▸ **SHORT EXERCISE**
Make an exact transcription of the material, leaving out all images.

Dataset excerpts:
###

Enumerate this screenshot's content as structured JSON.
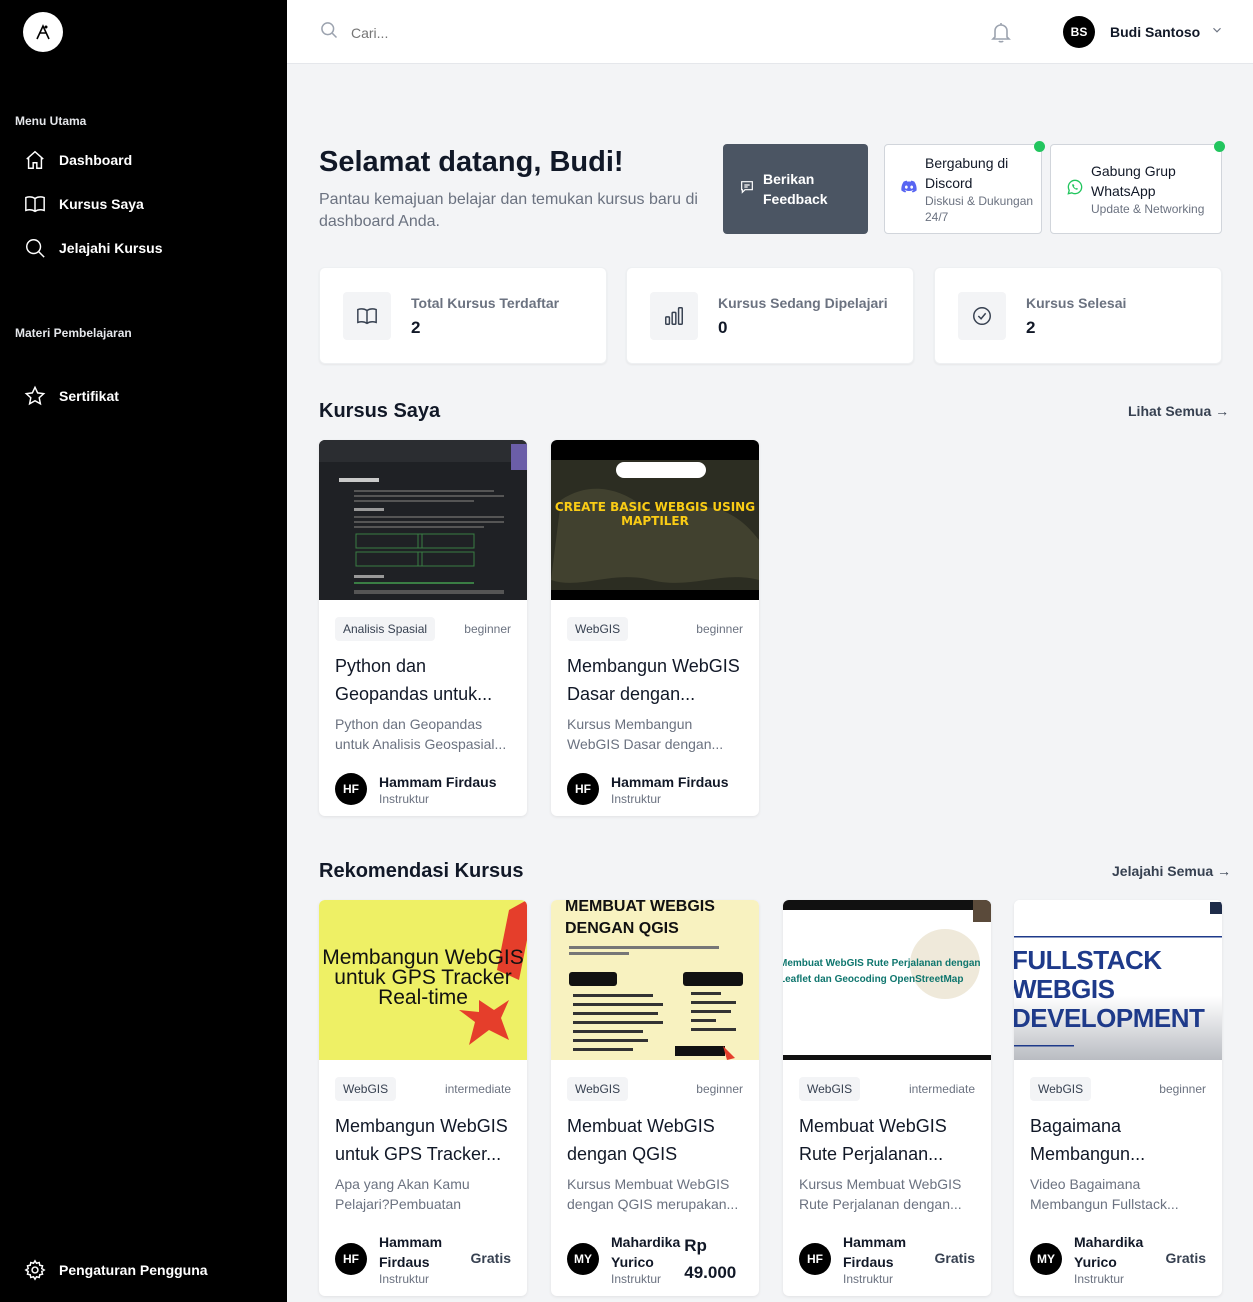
{
  "sidebar": {
    "section_main": "Menu Utama",
    "items_main": [
      {
        "label": "Dashboard"
      },
      {
        "label": "Kursus Saya"
      },
      {
        "label": "Jelajahi Kursus"
      }
    ],
    "section_materials": "Materi Pembelajaran",
    "certificate": "Sertifikat",
    "settings": "Pengaturan Pengguna"
  },
  "topbar": {
    "search_placeholder": "Cari...",
    "user_initials": "BS",
    "user_name": "Budi Santoso"
  },
  "welcome": {
    "title": "Selamat datang, Budi!",
    "subtitle": "Pantau kemajuan belajar dan temukan kursus baru di dashboard Anda."
  },
  "feedback": {
    "label": "Berikan Feedback"
  },
  "community": [
    {
      "title": "Bergabung di Discord",
      "subtitle": "Diskusi & Dukungan 24/7"
    },
    {
      "title": "Gabung Grup WhatsApp",
      "subtitle": "Update & Networking"
    }
  ],
  "stats": [
    {
      "label": "Total Kursus Terdaftar",
      "value": "2",
      "icon": "book-icon"
    },
    {
      "label": "Kursus Sedang Dipelajari",
      "value": "0",
      "icon": "bar-chart-icon"
    },
    {
      "label": "Kursus Selesai",
      "value": "2",
      "icon": "check-circle-icon"
    }
  ],
  "my_courses": {
    "title": "Kursus Saya",
    "link": "Lihat Semua →",
    "items": [
      {
        "category": "Analisis Spasial",
        "level": "beginner",
        "title": "Python dan Geopandas untuk...",
        "description": "Python dan Geopandas untuk Analisis Geospasial...",
        "instructor_initials": "HF",
        "instructor": "Hammam Firdaus",
        "role": "Instruktur"
      },
      {
        "category": "WebGIS",
        "level": "beginner",
        "title": "Membangun WebGIS Dasar dengan...",
        "description": "Kursus Membangun WebGIS Dasar dengan...",
        "instructor_initials": "HF",
        "instructor": "Hammam Firdaus",
        "role": "Instruktur",
        "thumb_text": "CREATE BASIC WEBGIS USING MAPTILER"
      }
    ]
  },
  "recommended": {
    "title": "Rekomendasi Kursus",
    "link": "Jelajahi Semua →",
    "items": [
      {
        "category": "WebGIS",
        "level": "intermediate",
        "title": "Membangun WebGIS untuk GPS Tracker...",
        "description": "Apa yang Akan Kamu Pelajari?Pembuatan aplika...",
        "instructor_initials": "HF",
        "instructor": "Hammam Firdaus",
        "role": "Instruktur",
        "price": "Gratis",
        "thumb_text": "Membangun WebGIS untuk GPS Tracker Real-time"
      },
      {
        "category": "WebGIS",
        "level": "beginner",
        "title": "Membuat WebGIS dengan QGIS",
        "description": "Kursus Membuat WebGIS dengan QGIS merupakan...",
        "instructor_initials": "MY",
        "instructor": "Mahardika Yurico",
        "role": "Instruktur",
        "price": "Rp 49.000",
        "thumb_text": "MEMBUAT WEBGIS DENGAN QGIS"
      },
      {
        "category": "WebGIS",
        "level": "intermediate",
        "title": "Membuat WebGIS Rute Perjalanan...",
        "description": "Kursus Membuat WebGIS Rute Perjalanan dengan...",
        "instructor_initials": "HF",
        "instructor": "Hammam Firdaus",
        "role": "Instruktur",
        "price": "Gratis",
        "thumb_text": "Membuat WebGIS Rute Perjalanan dengan Leaflet dan Geocoding OpenStreetMap"
      },
      {
        "category": "WebGIS",
        "level": "beginner",
        "title": "Bagaimana Membangun...",
        "description": "Video Bagaimana Membangun Fullstack...",
        "instructor_initials": "MY",
        "instructor": "Mahardika Yurico",
        "role": "Instruktur",
        "price": "Gratis",
        "thumb_text": "FULLSTACK WEBGIS DEVELOPMENT"
      }
    ]
  },
  "colors": {
    "sidebar_bg": "#000000",
    "accent": "#4b5563",
    "online": "#22c55e"
  }
}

###

▸ **REPLY**
Enumerate this screenshot's content as structured JSON.
{
  "sidebar": {
    "section_main": "Menu Utama",
    "items_main": [
      {
        "label": "Dashboard"
      },
      {
        "label": "Kursus Saya"
      },
      {
        "label": "Jelajahi Kursus"
      }
    ],
    "section_materials": "Materi Pembelajaran",
    "certificate": "Sertifikat",
    "settings": "Pengaturan Pengguna"
  },
  "topbar": {
    "search_placeholder": "Cari...",
    "user_initials": "BS",
    "user_name": "Budi Santoso"
  },
  "welcome": {
    "title": "Selamat datang, Budi!",
    "subtitle": "Pantau kemajuan belajar dan temukan kursus baru di dashboard Anda."
  },
  "feedback": {
    "label": "Berikan Feedback"
  },
  "community": [
    {
      "title": "Bergabung di Discord",
      "subtitle": "Diskusi & Dukungan 24/7"
    },
    {
      "title": "Gabung Grup WhatsApp",
      "subtitle": "Update & Networking"
    }
  ],
  "stats": [
    {
      "label": "Total Kursus Terdaftar",
      "value": "2",
      "icon": "book-icon"
    },
    {
      "label": "Kursus Sedang Dipelajari",
      "value": "0",
      "icon": "bar-chart-icon"
    },
    {
      "label": "Kursus Selesai",
      "value": "2",
      "icon": "check-circle-icon"
    }
  ],
  "my_courses": {
    "title": "Kursus Saya",
    "link": "Lihat Semua →",
    "items": [
      {
        "category": "Analisis Spasial",
        "level": "beginner",
        "title": "Python dan Geopandas untuk...",
        "description": "Python dan Geopandas untuk Analisis Geospasial...",
        "instructor_initials": "HF",
        "instructor": "Hammam Firdaus",
        "role": "Instruktur"
      },
      {
        "category": "WebGIS",
        "level": "beginner",
        "title": "Membangun WebGIS Dasar dengan...",
        "description": "Kursus Membangun WebGIS Dasar dengan...",
        "instructor_initials": "HF",
        "instructor": "Hammam Firdaus",
        "role": "Instruktur",
        "thumb_text": "CREATE BASIC WEBGIS USING MAPTILER"
      }
    ]
  },
  "recommended": {
    "title": "Rekomendasi Kursus",
    "link": "Jelajahi Semua →",
    "items": [
      {
        "category": "WebGIS",
        "level": "intermediate",
        "title": "Membangun WebGIS untuk GPS Tracker...",
        "description": "Apa yang Akan Kamu Pelajari?Pembuatan aplika...",
        "instructor_initials": "HF",
        "instructor": "Hammam Firdaus",
        "role": "Instruktur",
        "price": "Gratis",
        "thumb_text": "Membangun WebGIS untuk GPS Tracker Real-time"
      },
      {
        "category": "WebGIS",
        "level": "beginner",
        "title": "Membuat WebGIS dengan QGIS",
        "description": "Kursus Membuat WebGIS dengan QGIS merupakan...",
        "instructor_initials": "MY",
        "instructor": "Mahardika Yurico",
        "role": "Instruktur",
        "price": "Rp 49.000",
        "thumb_text": "MEMBUAT WEBGIS DENGAN QGIS"
      },
      {
        "category": "WebGIS",
        "level": "intermediate",
        "title": "Membuat WebGIS Rute Perjalanan...",
        "description": "Kursus Membuat WebGIS Rute Perjalanan dengan...",
        "instructor_initials": "HF",
        "instructor": "Hammam Firdaus",
        "role": "Instruktur",
        "price": "Gratis",
        "thumb_text": "Membuat WebGIS Rute Perjalanan dengan Leaflet dan Geocoding OpenStreetMap"
      },
      {
        "category": "WebGIS",
        "level": "beginner",
        "title": "Bagaimana Membangun...",
        "description": "Video Bagaimana Membangun Fullstack...",
        "instructor_initials": "MY",
        "instructor": "Mahardika Yurico",
        "role": "Instruktur",
        "price": "Gratis",
        "thumb_text": "FULLSTACK WEBGIS DEVELOPMENT"
      }
    ]
  },
  "colors": {
    "sidebar_bg": "#000000",
    "accent": "#4b5563",
    "online": "#22c55e"
  }
}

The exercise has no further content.